GOAL: Search the records for "начинающих" and copy each line that holds it.

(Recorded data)
»»
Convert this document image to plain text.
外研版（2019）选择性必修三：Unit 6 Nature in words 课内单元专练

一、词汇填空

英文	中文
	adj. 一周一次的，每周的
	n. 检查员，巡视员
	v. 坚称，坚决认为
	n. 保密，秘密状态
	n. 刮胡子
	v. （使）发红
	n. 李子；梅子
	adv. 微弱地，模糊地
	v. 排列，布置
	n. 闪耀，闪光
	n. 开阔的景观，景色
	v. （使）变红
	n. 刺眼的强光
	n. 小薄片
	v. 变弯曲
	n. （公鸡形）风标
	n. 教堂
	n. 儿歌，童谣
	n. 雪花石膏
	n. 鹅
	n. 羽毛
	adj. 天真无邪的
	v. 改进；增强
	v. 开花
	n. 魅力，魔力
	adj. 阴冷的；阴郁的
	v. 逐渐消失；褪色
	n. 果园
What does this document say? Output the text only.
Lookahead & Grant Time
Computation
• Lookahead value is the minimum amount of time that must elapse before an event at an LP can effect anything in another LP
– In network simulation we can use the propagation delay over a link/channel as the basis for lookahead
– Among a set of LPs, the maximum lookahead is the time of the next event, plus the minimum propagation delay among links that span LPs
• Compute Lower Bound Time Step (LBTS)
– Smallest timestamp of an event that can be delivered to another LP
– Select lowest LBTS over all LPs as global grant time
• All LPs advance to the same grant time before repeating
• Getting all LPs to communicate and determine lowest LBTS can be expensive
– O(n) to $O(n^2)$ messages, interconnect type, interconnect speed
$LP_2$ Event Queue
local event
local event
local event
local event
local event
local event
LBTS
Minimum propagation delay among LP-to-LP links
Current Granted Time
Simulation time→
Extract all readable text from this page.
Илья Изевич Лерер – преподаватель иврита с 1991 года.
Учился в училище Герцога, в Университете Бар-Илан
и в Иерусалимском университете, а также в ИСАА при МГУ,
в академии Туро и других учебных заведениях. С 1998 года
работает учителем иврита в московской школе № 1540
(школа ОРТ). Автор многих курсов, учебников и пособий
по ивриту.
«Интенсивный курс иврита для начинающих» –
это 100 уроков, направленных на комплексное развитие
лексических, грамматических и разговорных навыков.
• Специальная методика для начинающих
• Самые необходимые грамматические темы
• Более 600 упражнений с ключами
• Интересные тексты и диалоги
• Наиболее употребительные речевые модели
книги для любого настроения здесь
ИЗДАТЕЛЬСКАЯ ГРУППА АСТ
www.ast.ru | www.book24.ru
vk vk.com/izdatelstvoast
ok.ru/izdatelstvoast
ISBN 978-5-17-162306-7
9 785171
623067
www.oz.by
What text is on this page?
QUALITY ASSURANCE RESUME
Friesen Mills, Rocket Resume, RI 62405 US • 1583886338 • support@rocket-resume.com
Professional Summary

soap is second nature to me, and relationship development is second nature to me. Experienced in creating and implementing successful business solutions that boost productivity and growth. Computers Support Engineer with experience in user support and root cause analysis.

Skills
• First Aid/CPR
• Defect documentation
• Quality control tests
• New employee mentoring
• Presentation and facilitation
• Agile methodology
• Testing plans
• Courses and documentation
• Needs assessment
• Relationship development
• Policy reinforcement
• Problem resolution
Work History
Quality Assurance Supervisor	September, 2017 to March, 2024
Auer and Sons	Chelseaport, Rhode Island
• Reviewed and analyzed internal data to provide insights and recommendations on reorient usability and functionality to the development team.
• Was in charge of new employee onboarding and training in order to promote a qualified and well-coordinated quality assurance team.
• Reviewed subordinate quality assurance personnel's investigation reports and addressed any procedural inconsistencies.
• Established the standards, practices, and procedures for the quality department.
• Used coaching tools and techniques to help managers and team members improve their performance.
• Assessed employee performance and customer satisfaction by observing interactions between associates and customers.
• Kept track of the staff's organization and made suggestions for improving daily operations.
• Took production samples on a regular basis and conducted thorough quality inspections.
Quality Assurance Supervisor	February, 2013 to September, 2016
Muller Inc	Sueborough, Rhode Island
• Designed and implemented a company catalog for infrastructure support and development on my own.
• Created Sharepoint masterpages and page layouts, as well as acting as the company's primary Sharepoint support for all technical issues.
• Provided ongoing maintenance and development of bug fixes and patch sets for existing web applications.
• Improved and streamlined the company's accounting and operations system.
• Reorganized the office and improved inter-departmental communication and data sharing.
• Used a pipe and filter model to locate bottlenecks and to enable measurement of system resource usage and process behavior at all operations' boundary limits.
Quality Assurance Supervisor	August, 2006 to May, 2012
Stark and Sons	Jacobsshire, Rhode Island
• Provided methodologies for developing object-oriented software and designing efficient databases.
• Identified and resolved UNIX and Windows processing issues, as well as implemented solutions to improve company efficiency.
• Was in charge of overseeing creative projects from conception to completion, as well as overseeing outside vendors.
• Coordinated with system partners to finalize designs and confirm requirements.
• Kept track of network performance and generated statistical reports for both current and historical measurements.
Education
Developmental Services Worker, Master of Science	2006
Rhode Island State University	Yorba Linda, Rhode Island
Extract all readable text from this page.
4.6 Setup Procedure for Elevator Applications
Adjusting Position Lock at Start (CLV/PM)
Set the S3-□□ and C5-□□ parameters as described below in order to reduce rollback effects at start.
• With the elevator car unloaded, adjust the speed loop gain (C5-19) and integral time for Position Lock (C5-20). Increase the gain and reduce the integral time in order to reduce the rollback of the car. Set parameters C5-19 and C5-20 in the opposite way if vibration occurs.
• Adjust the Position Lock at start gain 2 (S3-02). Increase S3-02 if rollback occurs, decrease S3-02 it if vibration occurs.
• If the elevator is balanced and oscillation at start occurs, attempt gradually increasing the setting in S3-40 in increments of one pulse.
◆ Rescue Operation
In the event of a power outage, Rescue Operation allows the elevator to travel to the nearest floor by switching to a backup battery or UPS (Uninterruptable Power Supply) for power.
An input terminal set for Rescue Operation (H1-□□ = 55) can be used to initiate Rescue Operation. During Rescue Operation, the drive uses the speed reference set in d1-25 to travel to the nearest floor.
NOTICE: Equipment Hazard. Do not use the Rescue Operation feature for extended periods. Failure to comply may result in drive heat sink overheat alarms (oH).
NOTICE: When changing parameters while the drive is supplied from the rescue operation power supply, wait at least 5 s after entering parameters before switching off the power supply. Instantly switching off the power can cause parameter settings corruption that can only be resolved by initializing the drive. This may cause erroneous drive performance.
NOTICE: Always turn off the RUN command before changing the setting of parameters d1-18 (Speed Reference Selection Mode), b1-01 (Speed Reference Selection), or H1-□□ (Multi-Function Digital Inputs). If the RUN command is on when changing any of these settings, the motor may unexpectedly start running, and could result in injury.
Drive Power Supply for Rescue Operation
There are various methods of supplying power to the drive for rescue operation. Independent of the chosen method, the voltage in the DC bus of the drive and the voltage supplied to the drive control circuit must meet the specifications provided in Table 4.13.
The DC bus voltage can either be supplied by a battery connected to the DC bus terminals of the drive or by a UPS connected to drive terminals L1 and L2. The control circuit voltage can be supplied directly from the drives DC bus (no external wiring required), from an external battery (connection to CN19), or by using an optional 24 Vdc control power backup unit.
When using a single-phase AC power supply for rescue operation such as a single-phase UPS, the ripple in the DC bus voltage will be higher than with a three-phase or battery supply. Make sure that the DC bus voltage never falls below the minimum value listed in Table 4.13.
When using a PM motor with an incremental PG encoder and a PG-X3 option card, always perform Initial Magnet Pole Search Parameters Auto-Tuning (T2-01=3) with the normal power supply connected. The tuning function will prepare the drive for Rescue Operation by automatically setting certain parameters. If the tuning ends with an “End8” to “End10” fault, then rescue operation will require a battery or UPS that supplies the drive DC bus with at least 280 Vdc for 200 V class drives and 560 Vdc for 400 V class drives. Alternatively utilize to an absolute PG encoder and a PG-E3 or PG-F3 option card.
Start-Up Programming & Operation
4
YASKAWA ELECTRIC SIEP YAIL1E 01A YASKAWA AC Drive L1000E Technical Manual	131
««
WRITTEN ANSWER:
«Интенсивный курс иврита для начинающих» –
• Специальная методика для начинающих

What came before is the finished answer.